▶ _Records provided_
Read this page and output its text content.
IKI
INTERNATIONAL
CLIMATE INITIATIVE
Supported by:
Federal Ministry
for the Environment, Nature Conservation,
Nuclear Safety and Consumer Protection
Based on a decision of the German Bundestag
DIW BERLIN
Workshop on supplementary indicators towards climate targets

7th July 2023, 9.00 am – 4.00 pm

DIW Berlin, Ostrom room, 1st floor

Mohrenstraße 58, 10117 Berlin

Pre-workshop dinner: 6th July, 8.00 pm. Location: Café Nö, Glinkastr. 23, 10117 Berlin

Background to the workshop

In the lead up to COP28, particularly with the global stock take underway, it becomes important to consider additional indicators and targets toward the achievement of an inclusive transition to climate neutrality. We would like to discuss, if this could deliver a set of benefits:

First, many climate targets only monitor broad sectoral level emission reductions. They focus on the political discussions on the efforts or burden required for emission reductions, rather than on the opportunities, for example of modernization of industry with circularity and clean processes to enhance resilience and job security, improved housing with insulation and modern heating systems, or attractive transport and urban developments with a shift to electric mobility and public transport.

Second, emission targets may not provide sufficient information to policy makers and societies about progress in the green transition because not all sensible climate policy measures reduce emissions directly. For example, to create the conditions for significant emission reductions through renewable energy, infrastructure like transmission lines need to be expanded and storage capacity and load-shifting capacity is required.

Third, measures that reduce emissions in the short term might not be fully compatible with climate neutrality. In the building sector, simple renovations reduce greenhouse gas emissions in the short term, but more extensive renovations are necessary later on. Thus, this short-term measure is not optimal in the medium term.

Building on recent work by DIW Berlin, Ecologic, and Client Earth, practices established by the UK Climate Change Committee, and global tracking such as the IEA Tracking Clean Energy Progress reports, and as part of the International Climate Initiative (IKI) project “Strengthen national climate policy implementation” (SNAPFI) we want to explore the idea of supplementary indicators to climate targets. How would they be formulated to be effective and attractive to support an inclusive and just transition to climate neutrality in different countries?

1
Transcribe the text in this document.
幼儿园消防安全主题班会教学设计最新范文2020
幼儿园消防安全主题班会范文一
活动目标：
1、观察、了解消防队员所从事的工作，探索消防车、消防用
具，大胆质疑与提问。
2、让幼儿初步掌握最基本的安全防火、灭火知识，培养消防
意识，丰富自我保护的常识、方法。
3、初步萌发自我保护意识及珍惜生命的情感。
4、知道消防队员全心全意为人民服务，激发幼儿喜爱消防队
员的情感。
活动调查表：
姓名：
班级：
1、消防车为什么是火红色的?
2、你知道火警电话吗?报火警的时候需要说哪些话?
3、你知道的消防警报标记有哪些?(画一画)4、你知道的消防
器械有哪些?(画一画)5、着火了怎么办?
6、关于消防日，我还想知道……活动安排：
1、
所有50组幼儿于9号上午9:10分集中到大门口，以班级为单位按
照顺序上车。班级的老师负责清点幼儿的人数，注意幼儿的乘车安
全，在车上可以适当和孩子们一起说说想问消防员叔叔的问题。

▶ _Exercise instructions_
Copy in full each line that holds the word "text".

▶ _Correct result_
Read this page and output its text content.
Transcribe the text in this document.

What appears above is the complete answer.